# Written request:
Retype every entry word for word.

# Source material:
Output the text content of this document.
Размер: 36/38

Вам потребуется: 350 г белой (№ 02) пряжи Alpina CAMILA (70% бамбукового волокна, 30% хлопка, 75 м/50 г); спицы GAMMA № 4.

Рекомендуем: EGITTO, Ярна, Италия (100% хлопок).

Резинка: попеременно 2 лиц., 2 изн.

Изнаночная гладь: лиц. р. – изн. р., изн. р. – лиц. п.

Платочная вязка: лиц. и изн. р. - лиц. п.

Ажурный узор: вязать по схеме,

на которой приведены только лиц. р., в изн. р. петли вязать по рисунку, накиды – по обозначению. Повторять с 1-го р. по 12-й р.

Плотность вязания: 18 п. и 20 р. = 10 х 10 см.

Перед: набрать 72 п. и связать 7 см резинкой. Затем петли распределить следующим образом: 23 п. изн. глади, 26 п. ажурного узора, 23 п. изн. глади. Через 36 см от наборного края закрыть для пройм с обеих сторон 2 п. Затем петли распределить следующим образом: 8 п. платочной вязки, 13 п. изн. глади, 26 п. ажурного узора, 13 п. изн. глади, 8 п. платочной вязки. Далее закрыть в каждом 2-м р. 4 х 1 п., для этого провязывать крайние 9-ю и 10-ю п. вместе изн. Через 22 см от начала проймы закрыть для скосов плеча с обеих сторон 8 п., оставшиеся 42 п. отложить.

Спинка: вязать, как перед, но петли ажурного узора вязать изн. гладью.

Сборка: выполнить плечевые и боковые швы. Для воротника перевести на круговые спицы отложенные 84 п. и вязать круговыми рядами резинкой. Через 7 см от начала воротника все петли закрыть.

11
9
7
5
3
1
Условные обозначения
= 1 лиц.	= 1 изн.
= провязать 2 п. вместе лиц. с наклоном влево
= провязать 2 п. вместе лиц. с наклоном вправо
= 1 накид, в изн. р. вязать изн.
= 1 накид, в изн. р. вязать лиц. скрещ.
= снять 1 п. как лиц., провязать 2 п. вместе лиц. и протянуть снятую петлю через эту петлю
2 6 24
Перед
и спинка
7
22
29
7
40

# Expected answer:
Output the text content of this document.
Размер: 36/38

Вам потребуется: 350 г белой (№ 02) пряжи Alpina CAMILA (70% бамбукового волокна, 30% хлопка, 75 м/50 г); спицы GAMMA № 4.

Рекомендуем: EGITTO, Ярна, Италия (100% хлопок).

Резинка: попеременно 2 лиц., 2 изн.

Изнаночная гладь: лиц. р. – изн. р., изн. р. – лиц. п.

Платочная вязка: лиц. и изн. р. - лиц. п.

Ажурный узор: вязать по схеме,

на которой приведены только лиц. р., в изн. р. петли вязать по рисунку, накиды – по обозначению. Повторять с 1-го р. по 12-й р.

Плотность вязания: 18 п. и 20 р. = 10 х 10 см.

Перед: набрать 72 п. и связать 7 см резинкой. Затем петли распределить следующим образом: 23 п. изн. глади, 26 п. ажурного узора, 23 п. изн. глади. Через 36 см от наборного края закрыть для пройм с обеих сторон 2 п. Затем петли распределить следующим образом: 8 п. платочной вязки, 13 п. изн. глади, 26 п. ажурного узора, 13 п. изн. глади, 8 п. платочной вязки. Далее закрыть в каждом 2-м р. 4 х 1 п., для этого провязывать крайние 9-ю и 10-ю п. вместе изн. Через 22 см от начала проймы закрыть для скосов плеча с обеих сторон 8 п., оставшиеся 42 п. отложить.

Спинка: вязать, как перед, но петли ажурного узора вязать изн. гладью.

Сборка: выполнить плечевые и боковые швы. Для воротника перевести на круговые спицы отложенные 84 п. и вязать круговыми рядами резинкой. Через 7 см от начала воротника все петли закрыть.

11
9
7
5
3
1
Условные обозначения
= 1 лиц.	= 1 изн.
= провязать 2 п. вместе лиц. с наклоном влево
= провязать 2 п. вместе лиц. с наклоном вправо
= 1 накид, в изн. р. вязать изн.
= 1 накид, в изн. р. вязать лиц. скрещ.
= снять 1 п. как лиц., провязать 2 п. вместе лиц. и протянуть снятую петлю через эту петлю
2 6 24
Перед
и спинка
7
22
29
7
40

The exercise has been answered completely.